GIVEN TASK:
Can you print the data exactly and leave out each image?

INPUT MATERIAL:
%%

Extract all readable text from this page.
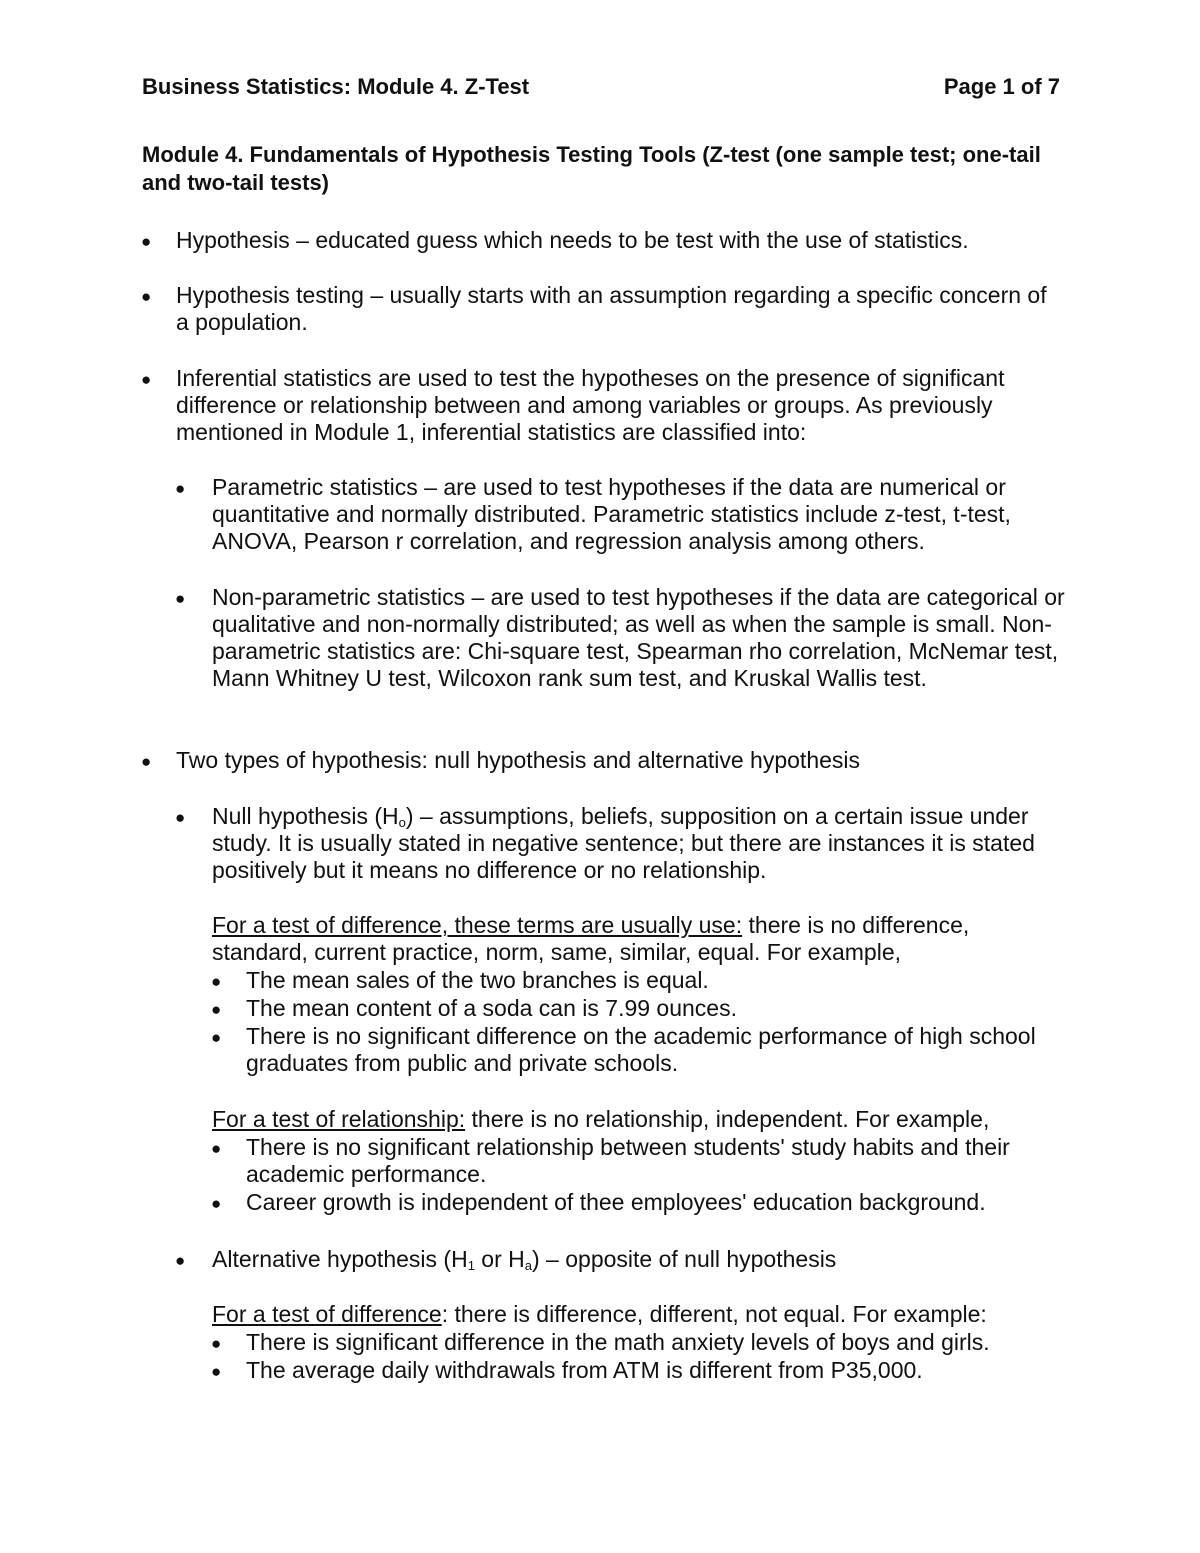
Business Statistics: Module 4. Z-Test	Page 1 of 7
Module 4. Fundamentals of Hypothesis Testing Tools (Z-test (one sample test; one-tail and two-tail tests)
● Hypothesis – educated guess which needs to be test with the use of statistics.
● Hypothesis testing – usually starts with an assumption regarding a specific concern of a population.
● Inferential statistics are used to test the hypotheses on the presence of significant difference or relationship between and among variables or groups. As previously mentioned in Module 1, inferential statistics are classified into:
● Parametric statistics – are used to test hypotheses if the data are numerical or quantitative and normally distributed. Parametric statistics include z-test, t-test, ANOVA, Pearson r correlation, and regression analysis among others.
● Non-parametric statistics – are used to test hypotheses if the data are categorical or qualitative and non-normally distributed; as well as when the sample is small. Non-parametric statistics are: Chi-square test, Spearman rho correlation, McNemar test, Mann Whitney U test, Wilcoxon rank sum test, and Kruskal Wallis test.
● Two types of hypothesis: null hypothesis and alternative hypothesis
● Null hypothesis $(H_o)$ – assumptions, beliefs, supposition on a certain issue under study. It is usually stated in negative sentence; but there are instances it is stated positively but it means no difference or no relationship.
For a test of difference, these terms are usually use: there is no difference, standard, current practice, norm, same, similar, equal. For example,
● The mean sales of the two branches is equal.
● The mean content of a soda can is 7.99 ounces.
● There is no significant difference on the academic performance of high school graduates from public and private schools.
For a test of relationship: there is no relationship, independent. For example,
● There is no significant relationship between students' study habits and their academic performance.
● Career growth is independent of thee employees' education background.
● Alternative hypothesis ($H_1$ or $H_a$) – opposite of null hypothesis
For a test of difference: there is difference, different, not equal. For example:
● There is significant difference in the math anxiety levels of boys and girls.
● The average daily withdrawals from ATM is different from P35,000.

%%

CORRECT OUTPUT:
Extract all readable text from this page.
Business Statistics: Module 4. Z-Test	Page 1 of 7
Module 4. Fundamentals of Hypothesis Testing Tools (Z-test (one sample test; one-tail and two-tail tests)
● Hypothesis – educated guess which needs to be test with the use of statistics.
● Hypothesis testing – usually starts with an assumption regarding a specific concern of a population.
● Inferential statistics are used to test the hypotheses on the presence of significant difference or relationship between and among variables or groups. As previously mentioned in Module 1, inferential statistics are classified into:
● Parametric statistics – are used to test hypotheses if the data are numerical or quantitative and normally distributed. Parametric statistics include z-test, t-test, ANOVA, Pearson r correlation, and regression analysis among others.
● Non-parametric statistics – are used to test hypotheses if the data are categorical or qualitative and non-normally distributed; as well as when the sample is small. Non-parametric statistics are: Chi-square test, Spearman rho correlation, McNemar test, Mann Whitney U test, Wilcoxon rank sum test, and Kruskal Wallis test.
● Two types of hypothesis: null hypothesis and alternative hypothesis
● Null hypothesis $(H_o)$ – assumptions, beliefs, supposition on a certain issue under study. It is usually stated in negative sentence; but there are instances it is stated positively but it means no difference or no relationship.
For a test of difference, these terms are usually use: there is no difference, standard, current practice, norm, same, similar, equal. For example,
● The mean sales of the two branches is equal.
● The mean content of a soda can is 7.99 ounces.
● There is no significant difference on the academic performance of high school graduates from public and private schools.
For a test of relationship: there is no relationship, independent. For example,
● There is no significant relationship between students' study habits and their academic performance.
● Career growth is independent of thee employees' education background.
● Alternative hypothesis ($H_1$ or $H_a$) – opposite of null hypothesis
For a test of difference: there is difference, different, not equal. For example:
● There is significant difference in the math anxiety levels of boys and girls.
● The average daily withdrawals from ATM is different from P35,000.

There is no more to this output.